* [Task to carry out]:
Gather every line from the entries below that includes "page".

-- begin Records for the exercise --

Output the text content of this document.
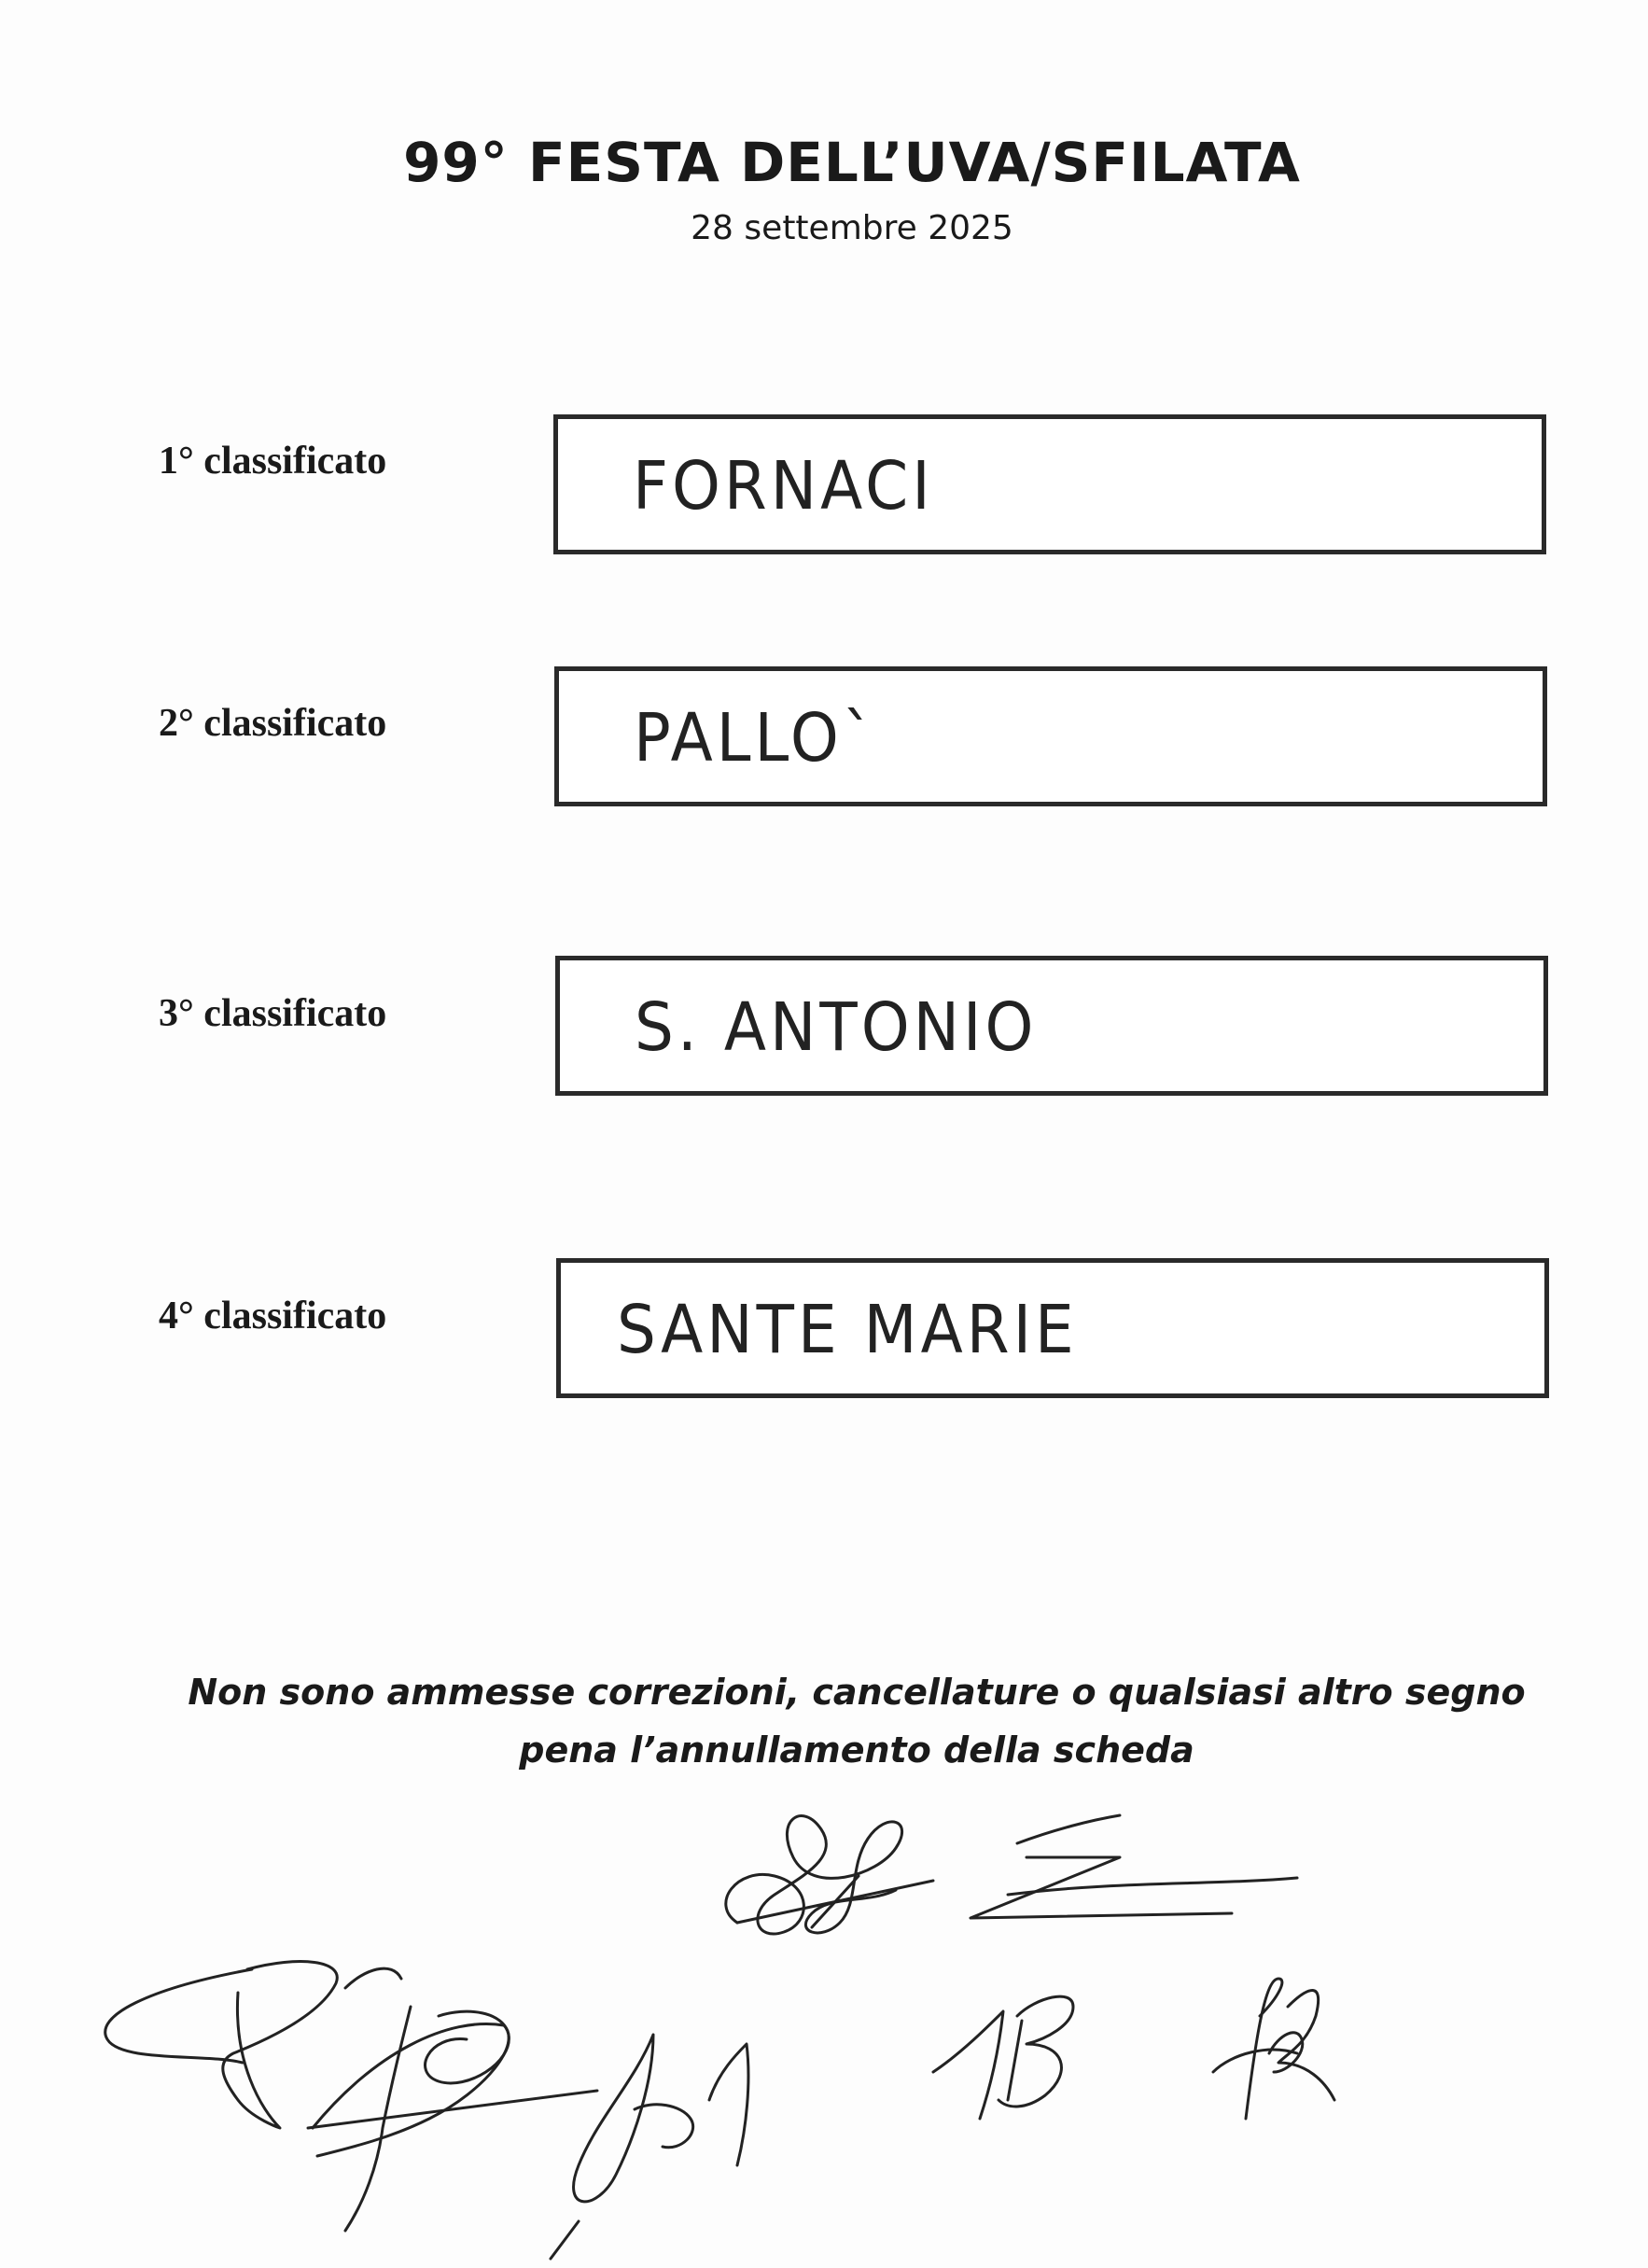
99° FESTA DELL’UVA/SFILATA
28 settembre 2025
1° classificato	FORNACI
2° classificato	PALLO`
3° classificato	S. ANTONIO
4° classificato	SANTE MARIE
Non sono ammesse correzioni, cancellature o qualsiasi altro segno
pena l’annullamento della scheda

-- end Records for the exercise --
-- begin Records for the exercise --

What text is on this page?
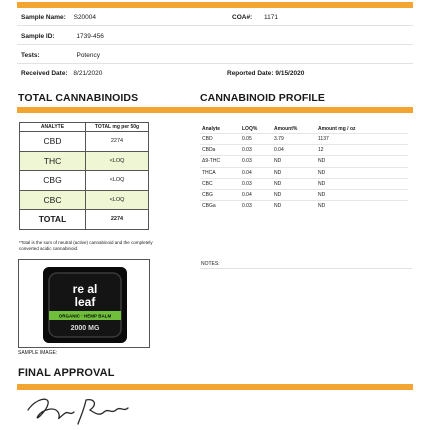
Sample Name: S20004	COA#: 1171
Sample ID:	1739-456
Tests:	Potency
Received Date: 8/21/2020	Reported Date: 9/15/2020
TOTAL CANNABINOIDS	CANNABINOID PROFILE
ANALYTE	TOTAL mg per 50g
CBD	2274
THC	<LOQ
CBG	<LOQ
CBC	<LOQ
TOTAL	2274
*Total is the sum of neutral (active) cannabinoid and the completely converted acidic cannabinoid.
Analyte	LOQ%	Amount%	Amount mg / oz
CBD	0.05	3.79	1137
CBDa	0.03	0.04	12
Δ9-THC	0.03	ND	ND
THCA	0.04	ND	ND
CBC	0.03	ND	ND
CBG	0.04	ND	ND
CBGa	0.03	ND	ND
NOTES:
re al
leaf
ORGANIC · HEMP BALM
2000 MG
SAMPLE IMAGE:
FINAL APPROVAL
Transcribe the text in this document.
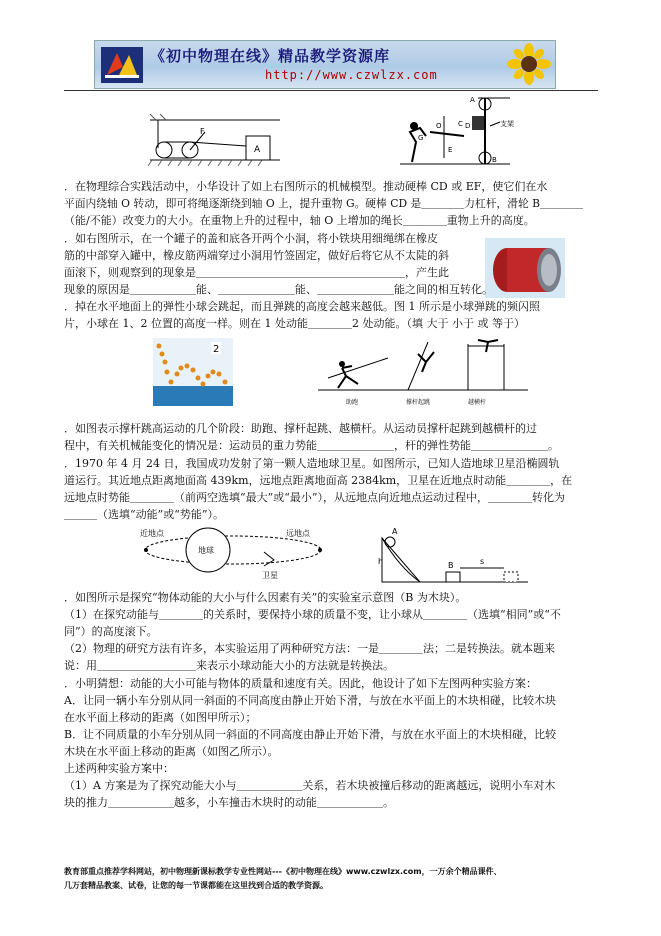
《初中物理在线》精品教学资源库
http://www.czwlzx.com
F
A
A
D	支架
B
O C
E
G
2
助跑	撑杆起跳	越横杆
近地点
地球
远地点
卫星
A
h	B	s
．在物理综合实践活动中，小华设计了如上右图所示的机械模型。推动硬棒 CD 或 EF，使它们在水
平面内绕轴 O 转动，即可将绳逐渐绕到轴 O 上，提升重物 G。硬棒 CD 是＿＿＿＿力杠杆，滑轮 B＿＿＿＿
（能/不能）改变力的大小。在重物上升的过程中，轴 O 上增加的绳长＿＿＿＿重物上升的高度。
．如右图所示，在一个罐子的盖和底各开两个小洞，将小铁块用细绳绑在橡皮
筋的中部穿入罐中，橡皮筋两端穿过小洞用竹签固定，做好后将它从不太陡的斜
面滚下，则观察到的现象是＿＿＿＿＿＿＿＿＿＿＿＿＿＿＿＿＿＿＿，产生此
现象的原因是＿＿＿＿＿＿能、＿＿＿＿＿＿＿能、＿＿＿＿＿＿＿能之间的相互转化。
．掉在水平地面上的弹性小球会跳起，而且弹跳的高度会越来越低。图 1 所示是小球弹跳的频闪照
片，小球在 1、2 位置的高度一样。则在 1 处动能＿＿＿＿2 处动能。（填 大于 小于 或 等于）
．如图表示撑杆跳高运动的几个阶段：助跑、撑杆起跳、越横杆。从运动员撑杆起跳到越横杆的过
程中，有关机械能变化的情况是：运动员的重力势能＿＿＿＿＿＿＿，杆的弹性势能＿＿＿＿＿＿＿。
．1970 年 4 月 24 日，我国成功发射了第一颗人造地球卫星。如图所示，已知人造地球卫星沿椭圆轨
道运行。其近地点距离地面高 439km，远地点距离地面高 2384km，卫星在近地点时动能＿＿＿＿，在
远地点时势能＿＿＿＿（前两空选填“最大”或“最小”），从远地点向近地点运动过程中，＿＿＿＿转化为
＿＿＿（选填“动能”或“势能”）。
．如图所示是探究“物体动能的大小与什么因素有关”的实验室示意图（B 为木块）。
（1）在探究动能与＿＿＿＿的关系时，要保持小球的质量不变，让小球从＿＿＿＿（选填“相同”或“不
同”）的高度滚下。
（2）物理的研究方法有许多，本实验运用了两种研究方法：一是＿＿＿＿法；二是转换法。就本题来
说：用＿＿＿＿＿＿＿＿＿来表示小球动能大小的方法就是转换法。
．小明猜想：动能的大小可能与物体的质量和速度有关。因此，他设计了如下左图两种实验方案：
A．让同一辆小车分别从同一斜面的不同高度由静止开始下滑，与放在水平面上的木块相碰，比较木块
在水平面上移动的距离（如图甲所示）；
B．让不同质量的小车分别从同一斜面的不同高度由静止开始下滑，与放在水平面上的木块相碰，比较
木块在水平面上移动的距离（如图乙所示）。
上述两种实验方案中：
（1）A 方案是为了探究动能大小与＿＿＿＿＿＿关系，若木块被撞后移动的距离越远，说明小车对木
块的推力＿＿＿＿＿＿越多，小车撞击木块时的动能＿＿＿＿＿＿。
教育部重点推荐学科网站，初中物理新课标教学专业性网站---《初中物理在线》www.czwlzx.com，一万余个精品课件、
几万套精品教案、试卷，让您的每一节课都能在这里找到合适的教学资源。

-- end Records for the exercise --
-- begin Records for the exercise --

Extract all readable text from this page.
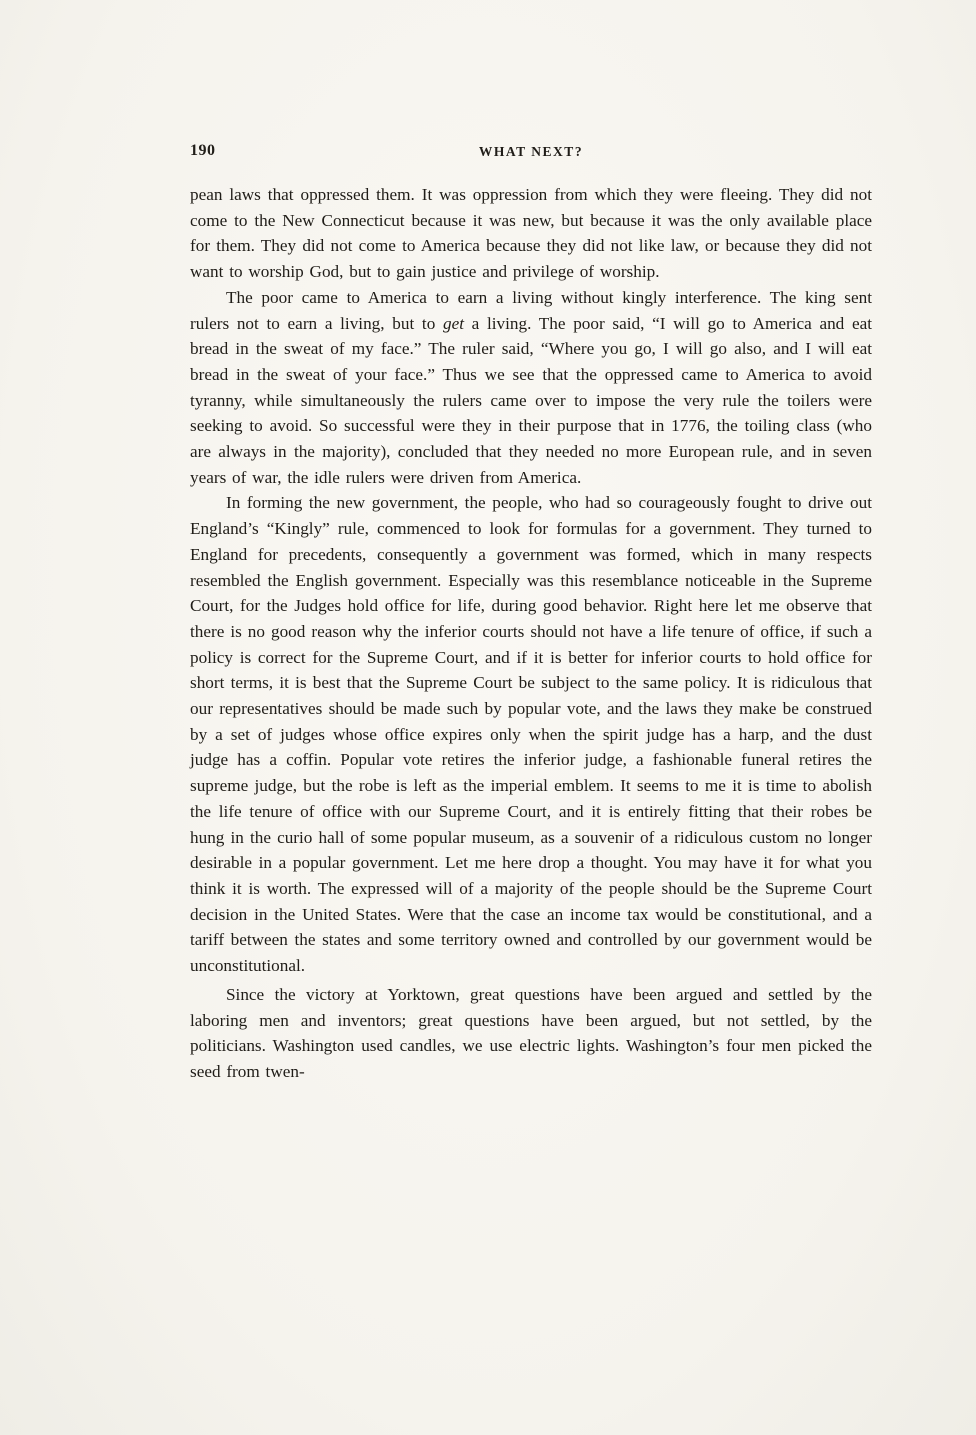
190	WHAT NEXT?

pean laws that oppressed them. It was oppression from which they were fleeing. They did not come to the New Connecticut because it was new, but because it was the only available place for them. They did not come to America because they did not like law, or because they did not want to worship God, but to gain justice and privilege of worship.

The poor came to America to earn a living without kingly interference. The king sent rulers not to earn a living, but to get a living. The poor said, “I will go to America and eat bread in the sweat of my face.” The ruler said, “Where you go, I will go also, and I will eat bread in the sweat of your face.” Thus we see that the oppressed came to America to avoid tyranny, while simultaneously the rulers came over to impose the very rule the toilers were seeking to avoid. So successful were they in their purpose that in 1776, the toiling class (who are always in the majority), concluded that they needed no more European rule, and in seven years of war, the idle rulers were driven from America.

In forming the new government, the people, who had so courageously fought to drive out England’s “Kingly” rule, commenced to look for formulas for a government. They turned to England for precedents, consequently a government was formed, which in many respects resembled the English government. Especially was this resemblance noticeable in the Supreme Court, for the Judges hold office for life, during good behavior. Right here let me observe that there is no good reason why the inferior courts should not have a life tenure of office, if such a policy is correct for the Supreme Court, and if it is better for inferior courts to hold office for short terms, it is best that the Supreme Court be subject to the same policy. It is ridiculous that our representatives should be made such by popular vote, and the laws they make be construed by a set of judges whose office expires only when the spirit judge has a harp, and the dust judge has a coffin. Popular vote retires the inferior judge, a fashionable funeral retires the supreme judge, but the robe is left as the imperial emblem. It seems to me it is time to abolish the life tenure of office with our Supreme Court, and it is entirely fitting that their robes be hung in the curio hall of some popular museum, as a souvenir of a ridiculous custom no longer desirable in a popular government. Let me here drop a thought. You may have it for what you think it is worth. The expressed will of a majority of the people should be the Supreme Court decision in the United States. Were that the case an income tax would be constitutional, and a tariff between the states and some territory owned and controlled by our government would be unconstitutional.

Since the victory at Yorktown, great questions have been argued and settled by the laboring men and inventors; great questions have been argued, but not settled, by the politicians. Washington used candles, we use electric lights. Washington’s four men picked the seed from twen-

-- end Records for the exercise --

* [Task solution]:
What text is on this page?
Extract all readable text from this page.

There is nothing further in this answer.